▶ **STATED EXERCISE**
Can you transcribe every one of the rows below verbatim, leaving the pictures out of your answer?

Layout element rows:
>> Begin
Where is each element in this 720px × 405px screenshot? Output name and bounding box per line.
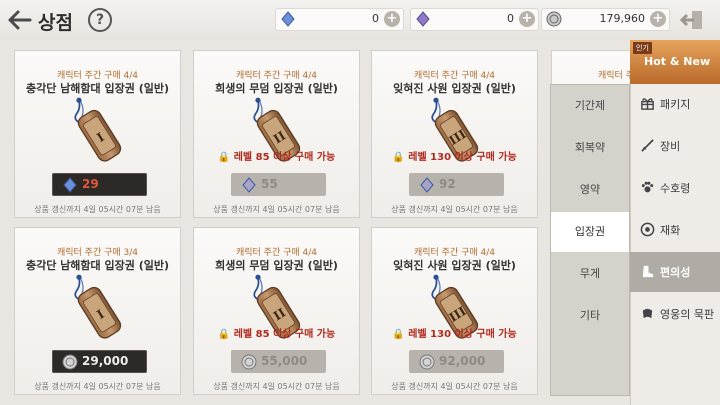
level-requirement: 🔒 레벨 85 이상 구매 가능 xyxy=(217,329,336,340)
buy-button[interactable]: 55 xyxy=(231,173,326,196)
price-value: 29 xyxy=(82,177,99,191)
buy-button[interactable]: 92,000 xyxy=(409,350,504,373)
product-name: 잊혀진 사원 입장권 (일반) xyxy=(393,259,516,272)
price-value: 29,000 xyxy=(82,354,129,368)
product-name: 충각단 남해함대 입장권 (일반) xyxy=(26,82,169,95)
silver-coin-icon xyxy=(546,11,562,27)
entry-ticket-icon: II xyxy=(253,97,301,162)
submenu-item[interactable]: 기타 xyxy=(551,296,629,336)
sidebar-item[interactable]: 영웅의 묵판 xyxy=(630,294,720,334)
blue-crystal-amount: 0 xyxy=(372,12,379,25)
lock-icon: 🔒 xyxy=(392,329,405,340)
lock-icon: 🔒 xyxy=(217,329,231,340)
product-card[interactable]: 캐릭터 주간 구매 3/4 충각단 남해함대 입장권 (일반) I 29,000… xyxy=(14,227,181,395)
refresh-timer: 상품 갱신까지 4일 05시간 07분 남음 xyxy=(391,205,518,214)
sidebar-item-label: 패키지 xyxy=(660,98,691,111)
refresh-timer: 상품 갱신까지 4일 05시간 07분 남음 xyxy=(391,382,518,391)
blue-crystal-currency: 0 + xyxy=(275,8,404,31)
sidebar-item-label: 영웅의 묵판 xyxy=(660,308,715,321)
product-card[interactable]: 캐릭터 주간 구매 4/4 희생의 무덤 입장권 (일반) II 🔒 레벨 85… xyxy=(193,227,360,395)
sidebar-item[interactable]: 재화 xyxy=(630,210,720,250)
buy-button[interactable]: 29 xyxy=(52,173,147,196)
blue-crystal-icon xyxy=(63,177,77,193)
silver-coin-icon xyxy=(419,354,435,370)
add-silver-coin-button[interactable]: + xyxy=(650,11,666,27)
level-requirement: 🔒 레벨 85 이상 구매 가능 xyxy=(217,152,336,163)
level-requirement: 🔒 레벨 130 이상 구매 가능 xyxy=(392,152,517,163)
product-name: 잊혀진 사원 입장권 (일반) xyxy=(393,82,516,95)
refresh-timer: 상품 갱신까지 4일 05시간 07분 남음 xyxy=(213,382,340,391)
product-card[interactable]: 캐릭터 주간 구매 4/4 잊혀진 사원 입장권 (일반) III 🔒 레벨 1… xyxy=(371,50,538,218)
product-name: 희생의 무덤 입장권 (일반) xyxy=(215,82,338,95)
buy-button[interactable]: 55,000 xyxy=(231,350,326,373)
blue-crystal-icon xyxy=(420,177,434,193)
back-arrow-icon[interactable] xyxy=(6,9,32,31)
lock-icon: 🔒 xyxy=(392,152,405,163)
sidebar-item-label: 편의성 xyxy=(660,266,691,279)
add-blue-crystal-button[interactable]: + xyxy=(384,11,400,27)
product-card[interactable]: 캐릭터 주간 구매 4/4 잊혀진 사원 입장권 (일반) III 🔒 레벨 1… xyxy=(371,227,538,395)
refresh-timer: 상품 갱신까지 4일 05시간 07분 남음 xyxy=(34,382,161,391)
product-name: 충각단 남해함대 입장권 (일반) xyxy=(26,259,169,272)
price-value: 92,000 xyxy=(439,354,486,368)
refresh-timer: 상품 갱신까지 4일 05시간 07분 남음 xyxy=(213,205,340,214)
product-card[interactable]: 캐릭터 주간 구매 4/4 희생의 무덤 입장권 (일반) II 🔒 레벨 85… xyxy=(193,50,360,218)
entry-ticket-icon: III xyxy=(431,97,479,162)
hot-new-label: Hot & New xyxy=(644,55,711,68)
submenu-item[interactable]: 영약 xyxy=(551,170,629,210)
product-name: 희생의 무덤 입장권 (일반) xyxy=(215,259,338,272)
page-title: 상점 xyxy=(38,12,73,34)
submenu-item[interactable]: 무게 xyxy=(551,254,629,294)
sidebar-item-label: 수호령 xyxy=(660,182,691,195)
lock-icon: 🔒 xyxy=(217,152,231,163)
silver-coin-amount: 179,960 xyxy=(599,12,646,25)
purple-crystal-currency: 0 + xyxy=(410,8,539,31)
gift-icon xyxy=(641,98,654,110)
submenu-item[interactable]: 기간제 xyxy=(551,86,629,126)
sidebar-item-label: 장비 xyxy=(660,140,681,153)
entry-ticket-icon: I xyxy=(74,97,122,162)
popular-tag: 인기 xyxy=(633,42,652,54)
purple-crystal-icon xyxy=(416,11,430,27)
purple-crystal-amount: 0 xyxy=(507,12,514,25)
scroll-icon xyxy=(642,308,653,319)
sidebar-item[interactable]: 장비 xyxy=(630,126,720,166)
price-value: 55,000 xyxy=(261,354,308,368)
sidebar-item[interactable]: 수호령 xyxy=(630,168,720,208)
silver-coin-currency: 179,960 + xyxy=(541,8,670,31)
sidebar-item-hot-new[interactable]: 인기 Hot & New xyxy=(630,40,720,84)
add-purple-crystal-button[interactable]: + xyxy=(519,11,535,27)
entry-ticket-icon: I xyxy=(74,274,122,339)
product-card[interactable]: 캐릭터 주간 구매 4/4 충각단 남해함대 입장권 (일반) I 29 상품 … xyxy=(14,50,181,218)
silver-coin-icon xyxy=(62,354,78,370)
sidebar-item[interactable]: 패키지 xyxy=(630,84,720,124)
boot-icon xyxy=(642,265,654,278)
price-value: 92 xyxy=(439,177,456,191)
price-value: 55 xyxy=(261,177,278,191)
help-button[interactable]: ? xyxy=(88,8,112,32)
silver-coin-icon xyxy=(241,354,257,370)
buy-button[interactable]: 92 xyxy=(409,173,504,196)
level-requirement: 🔒 레벨 130 이상 구매 가능 xyxy=(392,329,517,340)
submenu-item[interactable]: 회복약 xyxy=(551,128,629,168)
blue-crystal-icon xyxy=(242,177,256,193)
blue-crystal-icon xyxy=(281,11,295,27)
buy-button[interactable]: 29,000 xyxy=(52,350,147,373)
coin-icon xyxy=(640,222,655,237)
sidebar-item-label: 재화 xyxy=(660,224,681,237)
paw-icon xyxy=(641,181,654,193)
sidebar-item[interactable]: 편의성 xyxy=(630,252,720,292)
entry-ticket-icon: III xyxy=(431,274,479,339)
refresh-timer: 상품 갱신까지 4일 05시간 07분 남음 xyxy=(34,205,161,214)
submenu-item[interactable]: 입장권 xyxy=(551,212,629,252)
exit-icon[interactable] xyxy=(680,9,704,31)
sword-icon xyxy=(641,139,654,152)
entry-ticket-icon: II xyxy=(253,274,301,339)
>> End
▶ **SOLUTION FOR THIS TASK**
Where is each element in this 720px × 405px screenshot? Output name and bounding box per line.
level-requirement: 🔒 레벨 85 이상 구매 가능 xyxy=(217,329,336,340)
buy-button[interactable]: 55 xyxy=(231,173,326,196)
price-value: 29 xyxy=(82,177,99,191)
buy-button[interactable]: 92,000 xyxy=(409,350,504,373)
product-name: 잊혀진 사원 입장권 (일반) xyxy=(393,259,516,272)
price-value: 29,000 xyxy=(82,354,129,368)
product-name: 충각단 남해함대 입장권 (일반) xyxy=(26,82,169,95)
silver-coin-icon xyxy=(546,11,562,27)
entry-ticket-icon: II xyxy=(253,97,301,162)
submenu-item[interactable]: 기타 xyxy=(551,296,629,336)
sidebar-item[interactable]: 영웅의 묵판 xyxy=(630,294,720,334)
blue-crystal-amount: 0 xyxy=(372,12,379,25)
lock-icon: 🔒 xyxy=(392,329,405,340)
lock-icon: 🔒 xyxy=(217,329,231,340)
product-card[interactable]: 캐릭터 주간 구매 3/4 충각단 남해함대 입장권 (일반) I 29,000… xyxy=(14,227,181,395)
refresh-timer: 상품 갱신까지 4일 05시간 07분 남음 xyxy=(391,205,518,214)
sidebar-item-label: 패키지 xyxy=(660,98,691,111)
refresh-timer: 상품 갱신까지 4일 05시간 07분 남음 xyxy=(391,382,518,391)
blue-crystal-currency: 0 + xyxy=(275,8,404,31)
sidebar-item-label: 영웅의 묵판 xyxy=(660,308,715,321)
product-card[interactable]: 캐릭터 주간 구매 4/4 희생의 무덤 입장권 (일반) II 🔒 레벨 85… xyxy=(193,227,360,395)
sidebar-item[interactable]: 재화 xyxy=(630,210,720,250)
buy-button[interactable]: 29 xyxy=(52,173,147,196)
blue-crystal-icon xyxy=(63,177,77,193)
silver-coin-icon xyxy=(419,354,435,370)
add-silver-coin-button[interactable]: + xyxy=(650,11,666,27)
level-requirement: 🔒 레벨 85 이상 구매 가능 xyxy=(217,152,336,163)
level-requirement: 🔒 레벨 130 이상 구매 가능 xyxy=(392,152,517,163)
product-name: 잊혀진 사원 입장권 (일반) xyxy=(393,82,516,95)
refresh-timer: 상품 갱신까지 4일 05시간 07분 남음 xyxy=(213,382,340,391)
product-card[interactable]: 캐릭터 주간 구매 4/4 잊혀진 사원 입장권 (일반) III 🔒 레벨 1… xyxy=(371,50,538,218)
product-name: 희생의 무덤 입장권 (일반) xyxy=(215,82,338,95)
buy-button[interactable]: 55,000 xyxy=(231,350,326,373)
blue-crystal-icon xyxy=(420,177,434,193)
back-arrow-icon[interactable] xyxy=(6,9,32,31)
lock-icon: 🔒 xyxy=(392,152,405,163)
sidebar-item-label: 편의성 xyxy=(660,266,691,279)
add-blue-crystal-button[interactable]: + xyxy=(384,11,400,27)
product-card[interactable]: 캐릭터 주간 구매 4/4 잊혀진 사원 입장권 (일반) III 🔒 레벨 1… xyxy=(371,227,538,395)
refresh-timer: 상품 갱신까지 4일 05시간 07분 남음 xyxy=(34,382,161,391)
product-name: 충각단 남해함대 입장권 (일반) xyxy=(26,259,169,272)
price-value: 92,000 xyxy=(439,354,486,368)
refresh-timer: 상품 갱신까지 4일 05시간 07분 남음 xyxy=(213,205,340,214)
product-card[interactable]: 캐릭터 주간 구매 4/4 희생의 무덤 입장권 (일반) II 🔒 레벨 85… xyxy=(193,50,360,218)
entry-ticket-icon: III xyxy=(431,97,479,162)
hot-new-label: Hot & New xyxy=(644,55,711,68)
submenu-item[interactable]: 영약 xyxy=(551,170,629,210)
product-name: 희생의 무덤 입장권 (일반) xyxy=(215,259,338,272)
page-title: 상점 xyxy=(38,12,73,34)
submenu-item[interactable]: 무게 xyxy=(551,254,629,294)
sidebar-item-label: 수호령 xyxy=(660,182,691,195)
lock-icon: 🔒 xyxy=(217,152,231,163)
silver-coin-amount: 179,960 xyxy=(599,12,646,25)
purple-crystal-currency: 0 + xyxy=(410,8,539,31)
gift-icon xyxy=(641,98,654,110)
submenu-item[interactable]: 기간제 xyxy=(551,86,629,126)
sidebar-item-label: 장비 xyxy=(660,140,681,153)
entry-ticket-icon: I xyxy=(74,97,122,162)
popular-tag: 인기 xyxy=(633,42,652,54)
purple-crystal-icon xyxy=(416,11,430,27)
purple-crystal-amount: 0 xyxy=(507,12,514,25)
scroll-icon xyxy=(642,308,653,319)
sidebar-item[interactable]: 장비 xyxy=(630,126,720,166)
price-value: 55,000 xyxy=(261,354,308,368)
sidebar-item[interactable]: 수호령 xyxy=(630,168,720,208)
silver-coin-currency: 179,960 + xyxy=(541,8,670,31)
sidebar-item-hot-new[interactable]: 인기 Hot & New xyxy=(630,40,720,84)
add-purple-crystal-button[interactable]: + xyxy=(519,11,535,27)
entry-ticket-icon: I xyxy=(74,274,122,339)
product-card[interactable]: 캐릭터 주간 구매 4/4 충각단 남해함대 입장권 (일반) I 29 상품 … xyxy=(14,50,181,218)
silver-coin-icon xyxy=(62,354,78,370)
sidebar-item[interactable]: 패키지 xyxy=(630,84,720,124)
boot-icon xyxy=(642,265,654,278)
price-value: 92 xyxy=(439,177,456,191)
price-value: 55 xyxy=(261,177,278,191)
help-button[interactable]: ? xyxy=(88,8,112,32)
silver-coin-icon xyxy=(241,354,257,370)
buy-button[interactable]: 92 xyxy=(409,173,504,196)
level-requirement: 🔒 레벨 130 이상 구매 가능 xyxy=(392,329,517,340)
submenu-item[interactable]: 회복약 xyxy=(551,128,629,168)
blue-crystal-icon xyxy=(242,177,256,193)
blue-crystal-icon xyxy=(281,11,295,27)
buy-button[interactable]: 29,000 xyxy=(52,350,147,373)
coin-icon xyxy=(640,222,655,237)
sidebar-item-label: 재화 xyxy=(660,224,681,237)
paw-icon xyxy=(641,181,654,193)
sidebar-item[interactable]: 편의성 xyxy=(630,252,720,292)
entry-ticket-icon: III xyxy=(431,274,479,339)
refresh-timer: 상품 갱신까지 4일 05시간 07분 남음 xyxy=(34,205,161,214)
submenu-item[interactable]: 입장권 xyxy=(551,212,629,252)
exit-icon[interactable] xyxy=(680,9,704,31)
sword-icon xyxy=(641,139,654,152)
entry-ticket-icon: II xyxy=(253,274,301,339)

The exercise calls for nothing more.